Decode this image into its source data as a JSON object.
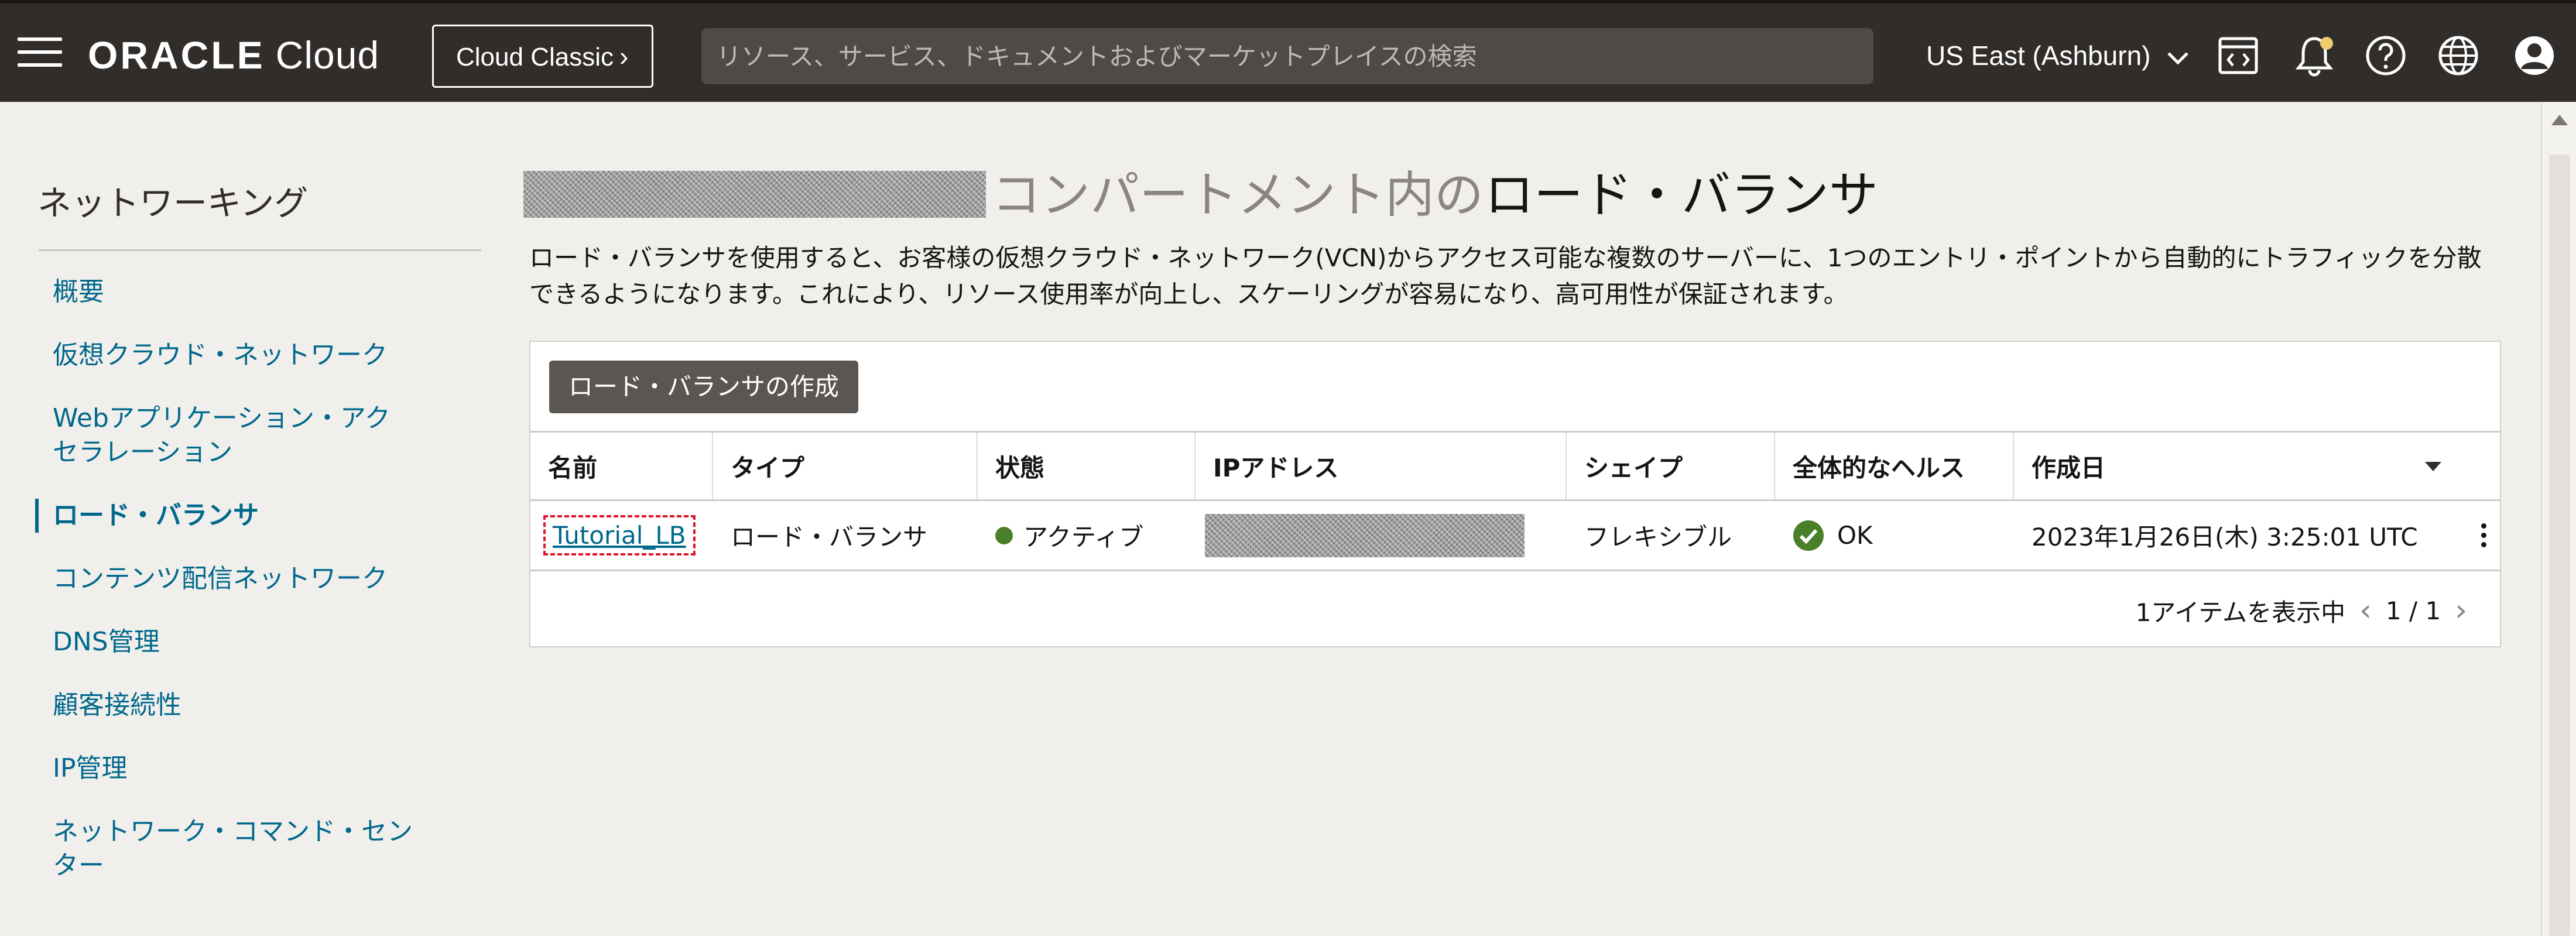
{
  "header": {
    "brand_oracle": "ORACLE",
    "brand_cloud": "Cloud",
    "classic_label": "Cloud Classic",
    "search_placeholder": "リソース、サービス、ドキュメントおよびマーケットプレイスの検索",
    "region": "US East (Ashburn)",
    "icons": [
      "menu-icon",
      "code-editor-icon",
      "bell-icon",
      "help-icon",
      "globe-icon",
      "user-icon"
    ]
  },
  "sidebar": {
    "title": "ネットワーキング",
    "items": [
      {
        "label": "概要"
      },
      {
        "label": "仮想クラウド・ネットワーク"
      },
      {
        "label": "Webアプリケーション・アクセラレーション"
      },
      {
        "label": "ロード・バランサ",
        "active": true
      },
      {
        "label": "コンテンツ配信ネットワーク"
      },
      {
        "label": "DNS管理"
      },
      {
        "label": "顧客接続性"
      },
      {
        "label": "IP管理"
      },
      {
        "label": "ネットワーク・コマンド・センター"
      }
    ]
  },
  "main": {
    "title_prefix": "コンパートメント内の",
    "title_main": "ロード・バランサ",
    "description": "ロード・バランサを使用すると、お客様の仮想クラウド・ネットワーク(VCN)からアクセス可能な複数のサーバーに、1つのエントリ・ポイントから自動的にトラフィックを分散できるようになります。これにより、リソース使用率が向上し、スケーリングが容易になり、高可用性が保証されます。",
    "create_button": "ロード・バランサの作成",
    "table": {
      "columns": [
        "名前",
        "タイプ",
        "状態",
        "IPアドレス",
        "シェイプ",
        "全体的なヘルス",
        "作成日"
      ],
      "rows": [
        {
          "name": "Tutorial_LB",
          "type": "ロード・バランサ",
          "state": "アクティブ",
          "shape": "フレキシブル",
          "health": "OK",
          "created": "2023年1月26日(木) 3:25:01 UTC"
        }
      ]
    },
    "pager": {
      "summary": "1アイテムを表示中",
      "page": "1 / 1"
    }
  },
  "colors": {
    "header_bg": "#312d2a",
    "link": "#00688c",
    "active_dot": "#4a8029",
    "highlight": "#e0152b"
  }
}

==

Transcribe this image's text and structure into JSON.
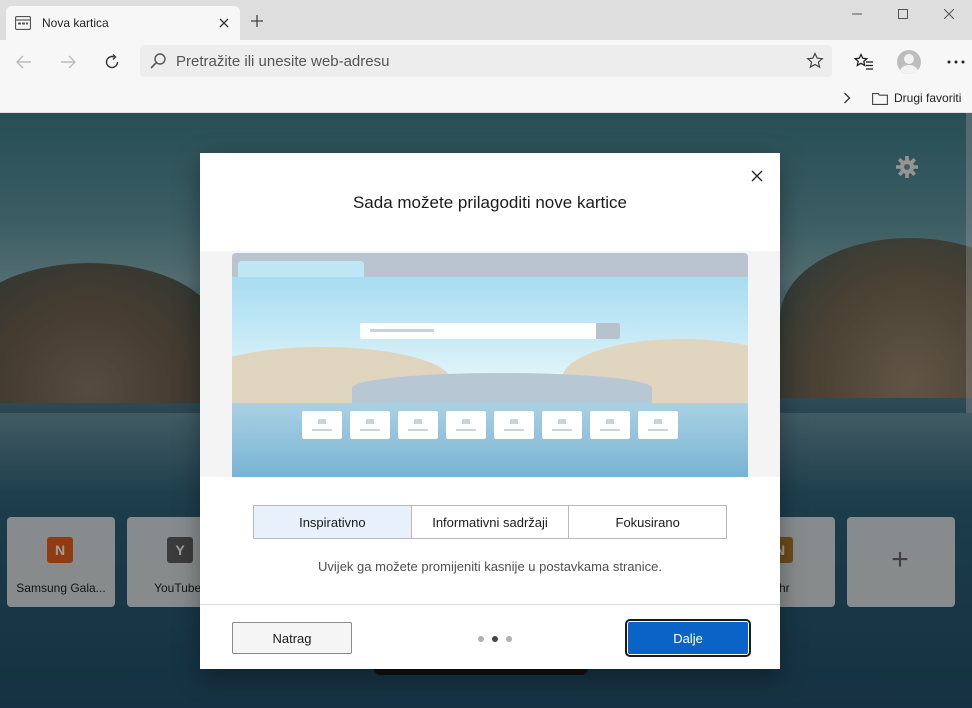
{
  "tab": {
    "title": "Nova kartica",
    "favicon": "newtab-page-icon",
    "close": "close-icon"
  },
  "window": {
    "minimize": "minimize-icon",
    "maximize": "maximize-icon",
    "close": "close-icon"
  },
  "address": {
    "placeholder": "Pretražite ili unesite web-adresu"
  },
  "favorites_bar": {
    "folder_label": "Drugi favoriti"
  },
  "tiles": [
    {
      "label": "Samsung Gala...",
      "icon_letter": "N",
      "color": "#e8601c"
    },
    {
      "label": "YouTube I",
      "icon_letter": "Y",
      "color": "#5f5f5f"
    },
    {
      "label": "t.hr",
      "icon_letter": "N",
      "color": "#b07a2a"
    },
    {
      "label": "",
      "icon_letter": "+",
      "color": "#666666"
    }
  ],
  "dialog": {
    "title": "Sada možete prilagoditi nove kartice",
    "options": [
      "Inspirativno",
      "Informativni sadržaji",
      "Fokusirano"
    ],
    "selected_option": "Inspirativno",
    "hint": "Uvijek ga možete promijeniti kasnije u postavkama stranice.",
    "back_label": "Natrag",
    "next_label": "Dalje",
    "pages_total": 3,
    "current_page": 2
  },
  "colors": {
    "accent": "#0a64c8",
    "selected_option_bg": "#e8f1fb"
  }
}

▶ [GIVEN INSTRUCTION] Find each line holding the string "image" and copy it out.

▶ [PROBLEM SOLUTION]
Decode this image into its source data as a JSON object.
Transcribe this image's text and structure into JSON.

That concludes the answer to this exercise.